DATASET EXTRACT

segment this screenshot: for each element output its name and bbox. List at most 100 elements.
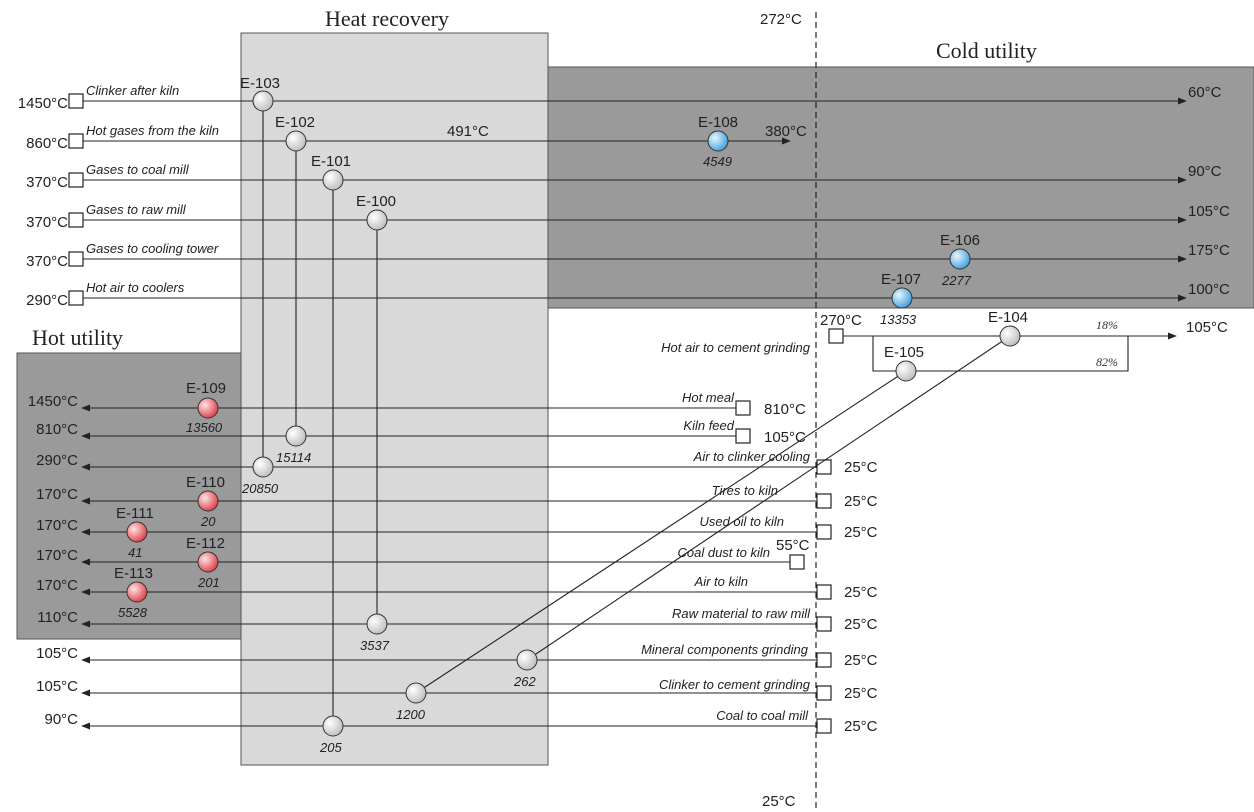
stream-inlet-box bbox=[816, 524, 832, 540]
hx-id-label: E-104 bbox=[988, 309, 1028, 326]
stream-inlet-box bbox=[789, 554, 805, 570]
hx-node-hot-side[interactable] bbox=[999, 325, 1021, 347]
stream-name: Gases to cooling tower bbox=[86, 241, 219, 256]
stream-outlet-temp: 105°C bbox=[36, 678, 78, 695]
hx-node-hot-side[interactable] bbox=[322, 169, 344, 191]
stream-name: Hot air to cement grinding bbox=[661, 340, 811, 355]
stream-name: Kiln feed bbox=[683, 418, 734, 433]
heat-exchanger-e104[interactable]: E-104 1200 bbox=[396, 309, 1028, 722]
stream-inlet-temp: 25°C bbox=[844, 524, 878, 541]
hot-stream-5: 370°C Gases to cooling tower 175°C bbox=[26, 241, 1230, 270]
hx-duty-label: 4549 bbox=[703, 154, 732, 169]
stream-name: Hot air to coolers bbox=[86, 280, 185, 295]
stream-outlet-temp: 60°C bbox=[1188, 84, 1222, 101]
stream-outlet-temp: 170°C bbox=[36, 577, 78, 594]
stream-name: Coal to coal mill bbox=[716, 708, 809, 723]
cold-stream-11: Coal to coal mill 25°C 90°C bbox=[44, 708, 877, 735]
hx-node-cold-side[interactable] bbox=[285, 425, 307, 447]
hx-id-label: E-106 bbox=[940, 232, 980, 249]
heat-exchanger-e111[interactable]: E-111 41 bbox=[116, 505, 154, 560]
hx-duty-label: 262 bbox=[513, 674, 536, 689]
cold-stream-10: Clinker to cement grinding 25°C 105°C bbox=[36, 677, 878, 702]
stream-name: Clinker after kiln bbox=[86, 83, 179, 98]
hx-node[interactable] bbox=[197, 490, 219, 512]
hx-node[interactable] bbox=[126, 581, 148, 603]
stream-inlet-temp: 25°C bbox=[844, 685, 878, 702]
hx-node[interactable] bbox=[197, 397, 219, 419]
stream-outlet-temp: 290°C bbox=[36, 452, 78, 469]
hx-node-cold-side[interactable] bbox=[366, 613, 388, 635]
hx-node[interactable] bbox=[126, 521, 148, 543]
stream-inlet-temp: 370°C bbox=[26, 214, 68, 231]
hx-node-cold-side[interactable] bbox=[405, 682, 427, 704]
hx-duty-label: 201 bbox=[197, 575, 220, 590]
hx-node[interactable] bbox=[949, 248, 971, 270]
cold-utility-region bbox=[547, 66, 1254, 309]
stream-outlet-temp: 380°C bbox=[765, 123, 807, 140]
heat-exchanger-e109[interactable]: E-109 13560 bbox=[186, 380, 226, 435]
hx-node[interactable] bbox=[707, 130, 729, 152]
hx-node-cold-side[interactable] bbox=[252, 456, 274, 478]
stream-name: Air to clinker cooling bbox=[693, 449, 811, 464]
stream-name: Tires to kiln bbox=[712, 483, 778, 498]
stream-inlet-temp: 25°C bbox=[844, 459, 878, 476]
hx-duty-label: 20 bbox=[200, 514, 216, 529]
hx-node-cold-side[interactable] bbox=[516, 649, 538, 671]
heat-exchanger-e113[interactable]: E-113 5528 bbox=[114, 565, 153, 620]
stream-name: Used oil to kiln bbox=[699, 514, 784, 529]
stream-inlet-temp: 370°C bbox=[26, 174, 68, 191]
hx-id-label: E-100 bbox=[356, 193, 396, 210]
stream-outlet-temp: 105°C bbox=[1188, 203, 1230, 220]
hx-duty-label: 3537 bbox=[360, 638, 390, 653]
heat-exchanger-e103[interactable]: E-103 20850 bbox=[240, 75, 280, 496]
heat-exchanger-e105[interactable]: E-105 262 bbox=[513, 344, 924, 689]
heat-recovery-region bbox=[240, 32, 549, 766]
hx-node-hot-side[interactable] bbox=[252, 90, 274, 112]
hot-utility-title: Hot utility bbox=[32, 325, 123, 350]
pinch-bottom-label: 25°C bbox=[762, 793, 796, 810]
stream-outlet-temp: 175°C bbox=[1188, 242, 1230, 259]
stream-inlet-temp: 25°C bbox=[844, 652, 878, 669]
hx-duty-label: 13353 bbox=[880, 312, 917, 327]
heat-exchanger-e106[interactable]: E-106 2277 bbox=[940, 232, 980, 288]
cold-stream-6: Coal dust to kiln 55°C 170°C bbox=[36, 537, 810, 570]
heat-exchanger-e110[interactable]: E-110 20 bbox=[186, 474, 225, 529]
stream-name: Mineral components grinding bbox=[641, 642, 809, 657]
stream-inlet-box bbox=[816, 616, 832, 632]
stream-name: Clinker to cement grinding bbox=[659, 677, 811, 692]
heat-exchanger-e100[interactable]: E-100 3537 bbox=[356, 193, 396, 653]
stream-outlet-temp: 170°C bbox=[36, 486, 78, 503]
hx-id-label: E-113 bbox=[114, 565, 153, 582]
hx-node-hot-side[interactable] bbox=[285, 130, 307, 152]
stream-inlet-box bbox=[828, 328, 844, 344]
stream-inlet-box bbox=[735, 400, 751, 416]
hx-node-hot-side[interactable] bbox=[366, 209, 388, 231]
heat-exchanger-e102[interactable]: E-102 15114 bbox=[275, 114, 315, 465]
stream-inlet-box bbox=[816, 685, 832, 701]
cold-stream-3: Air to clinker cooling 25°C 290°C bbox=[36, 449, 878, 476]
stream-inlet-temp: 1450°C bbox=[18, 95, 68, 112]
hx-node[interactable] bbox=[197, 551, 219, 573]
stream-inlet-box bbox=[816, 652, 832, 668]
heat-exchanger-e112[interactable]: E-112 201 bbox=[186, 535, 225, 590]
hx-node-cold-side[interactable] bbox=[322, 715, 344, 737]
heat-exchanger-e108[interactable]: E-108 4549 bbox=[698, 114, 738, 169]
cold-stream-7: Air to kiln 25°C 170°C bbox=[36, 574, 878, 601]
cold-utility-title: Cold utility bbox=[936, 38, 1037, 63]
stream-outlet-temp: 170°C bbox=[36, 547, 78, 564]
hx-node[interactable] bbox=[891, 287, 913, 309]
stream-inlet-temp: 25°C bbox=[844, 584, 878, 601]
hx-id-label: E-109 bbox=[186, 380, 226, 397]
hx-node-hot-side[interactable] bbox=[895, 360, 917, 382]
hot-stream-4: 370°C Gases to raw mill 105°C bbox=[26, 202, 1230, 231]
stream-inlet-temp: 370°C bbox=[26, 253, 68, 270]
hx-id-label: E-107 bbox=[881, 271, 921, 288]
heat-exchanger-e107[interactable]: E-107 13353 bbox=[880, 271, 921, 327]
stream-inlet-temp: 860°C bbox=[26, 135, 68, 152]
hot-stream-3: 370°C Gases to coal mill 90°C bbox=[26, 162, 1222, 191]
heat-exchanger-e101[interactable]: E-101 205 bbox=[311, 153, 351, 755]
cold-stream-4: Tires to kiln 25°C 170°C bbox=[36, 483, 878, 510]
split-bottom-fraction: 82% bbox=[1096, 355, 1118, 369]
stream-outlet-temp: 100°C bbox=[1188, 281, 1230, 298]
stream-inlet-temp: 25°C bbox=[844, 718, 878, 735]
...
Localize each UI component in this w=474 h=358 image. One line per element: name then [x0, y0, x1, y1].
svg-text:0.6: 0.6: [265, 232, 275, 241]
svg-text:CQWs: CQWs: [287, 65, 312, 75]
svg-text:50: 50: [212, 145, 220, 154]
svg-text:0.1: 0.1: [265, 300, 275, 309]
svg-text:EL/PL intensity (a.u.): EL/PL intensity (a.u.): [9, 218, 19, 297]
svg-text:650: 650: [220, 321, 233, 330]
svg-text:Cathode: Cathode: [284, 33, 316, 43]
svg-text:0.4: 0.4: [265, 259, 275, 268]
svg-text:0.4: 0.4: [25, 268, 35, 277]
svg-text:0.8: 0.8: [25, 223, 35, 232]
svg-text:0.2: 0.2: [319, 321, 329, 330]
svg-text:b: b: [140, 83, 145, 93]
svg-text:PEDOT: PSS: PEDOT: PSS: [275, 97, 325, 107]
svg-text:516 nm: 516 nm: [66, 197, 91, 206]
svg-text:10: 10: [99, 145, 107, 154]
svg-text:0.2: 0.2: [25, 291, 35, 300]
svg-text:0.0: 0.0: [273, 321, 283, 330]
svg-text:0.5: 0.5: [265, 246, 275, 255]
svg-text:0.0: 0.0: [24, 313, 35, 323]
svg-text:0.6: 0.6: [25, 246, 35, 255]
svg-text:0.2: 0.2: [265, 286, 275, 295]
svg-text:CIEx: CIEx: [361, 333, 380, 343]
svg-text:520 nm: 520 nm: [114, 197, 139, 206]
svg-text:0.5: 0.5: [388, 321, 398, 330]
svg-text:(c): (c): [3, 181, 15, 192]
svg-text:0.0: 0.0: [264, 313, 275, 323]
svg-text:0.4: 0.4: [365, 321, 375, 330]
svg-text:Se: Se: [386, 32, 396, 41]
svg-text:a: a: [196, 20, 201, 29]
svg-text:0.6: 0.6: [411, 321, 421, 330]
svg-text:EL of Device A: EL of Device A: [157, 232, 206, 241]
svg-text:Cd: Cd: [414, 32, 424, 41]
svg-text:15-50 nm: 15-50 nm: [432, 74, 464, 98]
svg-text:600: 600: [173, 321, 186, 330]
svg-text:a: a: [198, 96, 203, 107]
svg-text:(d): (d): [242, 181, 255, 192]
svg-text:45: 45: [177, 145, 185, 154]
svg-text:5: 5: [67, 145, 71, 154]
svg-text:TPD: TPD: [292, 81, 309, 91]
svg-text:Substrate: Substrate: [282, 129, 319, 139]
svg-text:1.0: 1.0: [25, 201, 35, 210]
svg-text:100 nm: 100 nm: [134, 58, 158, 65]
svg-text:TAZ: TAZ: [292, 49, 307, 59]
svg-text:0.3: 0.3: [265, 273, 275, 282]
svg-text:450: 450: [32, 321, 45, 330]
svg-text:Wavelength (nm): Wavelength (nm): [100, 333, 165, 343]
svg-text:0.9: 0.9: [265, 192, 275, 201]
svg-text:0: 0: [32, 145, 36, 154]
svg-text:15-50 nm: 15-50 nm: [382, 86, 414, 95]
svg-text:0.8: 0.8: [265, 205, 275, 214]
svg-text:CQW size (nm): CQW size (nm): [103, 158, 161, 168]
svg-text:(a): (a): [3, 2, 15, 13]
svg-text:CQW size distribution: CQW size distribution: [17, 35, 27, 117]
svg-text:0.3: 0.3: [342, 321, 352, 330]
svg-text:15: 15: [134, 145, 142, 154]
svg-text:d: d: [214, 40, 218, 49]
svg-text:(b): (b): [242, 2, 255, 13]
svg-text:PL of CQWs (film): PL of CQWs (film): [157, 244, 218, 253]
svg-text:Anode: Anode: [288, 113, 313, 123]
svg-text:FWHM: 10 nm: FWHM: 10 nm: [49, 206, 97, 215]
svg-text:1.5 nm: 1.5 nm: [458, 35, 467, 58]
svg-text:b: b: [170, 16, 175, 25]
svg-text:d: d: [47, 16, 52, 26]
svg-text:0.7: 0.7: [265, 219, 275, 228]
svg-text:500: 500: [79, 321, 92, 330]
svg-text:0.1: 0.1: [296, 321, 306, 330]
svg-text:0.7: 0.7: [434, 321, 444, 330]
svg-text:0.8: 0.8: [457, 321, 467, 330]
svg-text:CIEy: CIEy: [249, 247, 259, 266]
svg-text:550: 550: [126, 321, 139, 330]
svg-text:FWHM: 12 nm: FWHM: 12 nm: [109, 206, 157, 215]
* * *
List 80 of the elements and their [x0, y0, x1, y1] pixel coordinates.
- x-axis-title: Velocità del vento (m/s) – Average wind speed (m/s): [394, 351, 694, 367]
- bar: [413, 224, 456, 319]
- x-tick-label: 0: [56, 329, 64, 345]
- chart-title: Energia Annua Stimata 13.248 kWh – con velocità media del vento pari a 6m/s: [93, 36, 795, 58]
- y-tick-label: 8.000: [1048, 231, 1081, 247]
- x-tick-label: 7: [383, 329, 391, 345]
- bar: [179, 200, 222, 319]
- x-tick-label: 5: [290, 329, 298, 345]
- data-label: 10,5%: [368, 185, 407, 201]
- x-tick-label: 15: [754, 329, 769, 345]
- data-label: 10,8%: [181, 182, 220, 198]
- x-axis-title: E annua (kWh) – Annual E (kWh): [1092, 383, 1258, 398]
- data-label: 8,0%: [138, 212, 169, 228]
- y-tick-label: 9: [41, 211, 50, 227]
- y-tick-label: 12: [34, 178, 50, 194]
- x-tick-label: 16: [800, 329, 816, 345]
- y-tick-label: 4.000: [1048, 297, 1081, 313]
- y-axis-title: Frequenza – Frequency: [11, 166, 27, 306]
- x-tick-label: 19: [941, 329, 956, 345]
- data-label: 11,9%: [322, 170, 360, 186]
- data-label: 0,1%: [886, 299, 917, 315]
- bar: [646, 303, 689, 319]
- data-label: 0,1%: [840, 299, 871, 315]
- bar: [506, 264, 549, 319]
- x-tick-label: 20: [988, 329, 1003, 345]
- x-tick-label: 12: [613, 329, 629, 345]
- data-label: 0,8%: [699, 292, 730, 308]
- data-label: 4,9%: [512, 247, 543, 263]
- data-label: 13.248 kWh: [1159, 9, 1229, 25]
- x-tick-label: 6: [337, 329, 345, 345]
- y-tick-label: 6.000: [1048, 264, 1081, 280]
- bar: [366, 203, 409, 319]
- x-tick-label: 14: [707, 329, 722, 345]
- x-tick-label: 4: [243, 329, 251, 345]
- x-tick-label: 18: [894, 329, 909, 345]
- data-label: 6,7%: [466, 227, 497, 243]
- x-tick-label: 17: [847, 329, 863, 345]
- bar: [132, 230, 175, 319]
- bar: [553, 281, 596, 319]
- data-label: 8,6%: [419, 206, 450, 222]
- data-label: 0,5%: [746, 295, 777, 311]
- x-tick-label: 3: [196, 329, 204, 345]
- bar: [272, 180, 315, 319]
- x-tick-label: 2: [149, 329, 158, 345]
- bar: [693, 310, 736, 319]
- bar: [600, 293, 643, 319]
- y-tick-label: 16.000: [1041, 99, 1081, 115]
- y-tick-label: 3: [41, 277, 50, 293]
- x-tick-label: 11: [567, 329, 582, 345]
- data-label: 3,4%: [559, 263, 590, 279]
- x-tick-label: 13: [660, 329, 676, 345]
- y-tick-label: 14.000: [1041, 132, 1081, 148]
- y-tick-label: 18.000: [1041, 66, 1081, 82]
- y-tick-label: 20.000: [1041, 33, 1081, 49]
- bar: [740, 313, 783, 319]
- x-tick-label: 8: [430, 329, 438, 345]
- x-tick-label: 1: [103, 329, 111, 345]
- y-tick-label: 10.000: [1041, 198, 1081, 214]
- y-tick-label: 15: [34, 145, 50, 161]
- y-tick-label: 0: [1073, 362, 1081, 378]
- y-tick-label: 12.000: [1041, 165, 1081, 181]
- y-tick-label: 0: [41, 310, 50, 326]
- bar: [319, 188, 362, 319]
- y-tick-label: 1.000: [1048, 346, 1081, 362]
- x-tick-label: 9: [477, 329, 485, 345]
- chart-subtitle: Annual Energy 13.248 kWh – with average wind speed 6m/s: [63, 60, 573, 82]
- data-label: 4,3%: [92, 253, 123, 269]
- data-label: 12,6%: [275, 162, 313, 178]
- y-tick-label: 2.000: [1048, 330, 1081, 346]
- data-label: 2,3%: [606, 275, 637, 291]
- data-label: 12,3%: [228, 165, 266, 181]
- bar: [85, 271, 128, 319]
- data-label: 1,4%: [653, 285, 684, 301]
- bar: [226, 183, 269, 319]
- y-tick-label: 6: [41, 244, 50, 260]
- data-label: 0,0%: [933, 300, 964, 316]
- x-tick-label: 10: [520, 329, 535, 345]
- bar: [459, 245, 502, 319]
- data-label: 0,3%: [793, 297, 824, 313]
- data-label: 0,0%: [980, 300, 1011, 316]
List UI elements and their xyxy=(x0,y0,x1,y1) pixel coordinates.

INSTRUCTIONS TO FOLLOW
Copy verbatim the lines of the material, starting at the line that contains "List 80 of the" and ending at the line that contains "- x-tick-label: 19: [941, 329, 956, 345]", with both of those lines included.

THE RESPONSE
List 80 of the elements and their [x0, y0, x1, y1] pixel coordinates.
- x-axis-title: Velocità del vento (m/s) – Average wind speed (m/s): [394, 351, 694, 367]
- bar: [413, 224, 456, 319]
- x-tick-label: 0: [56, 329, 64, 345]
- chart-title: Energia Annua Stimata 13.248 kWh – con velocità media del vento pari a 6m/s: [93, 36, 795, 58]
- y-tick-label: 8.000: [1048, 231, 1081, 247]
- x-tick-label: 7: [383, 329, 391, 345]
- bar: [179, 200, 222, 319]
- x-tick-label: 5: [290, 329, 298, 345]
- data-label: 10,5%: [368, 185, 407, 201]
- x-tick-label: 15: [754, 329, 769, 345]
- data-label: 10,8%: [181, 182, 220, 198]
- x-axis-title: E annua (kWh) – Annual E (kWh): [1092, 383, 1258, 398]
- data-label: 8,0%: [138, 212, 169, 228]
- y-tick-label: 9: [41, 211, 50, 227]
- y-tick-label: 12: [34, 178, 50, 194]
- x-tick-label: 16: [800, 329, 816, 345]
- y-tick-label: 4.000: [1048, 297, 1081, 313]
- y-axis-title: Frequenza – Frequency: [11, 166, 27, 306]
- x-tick-label: 19: [941, 329, 956, 345]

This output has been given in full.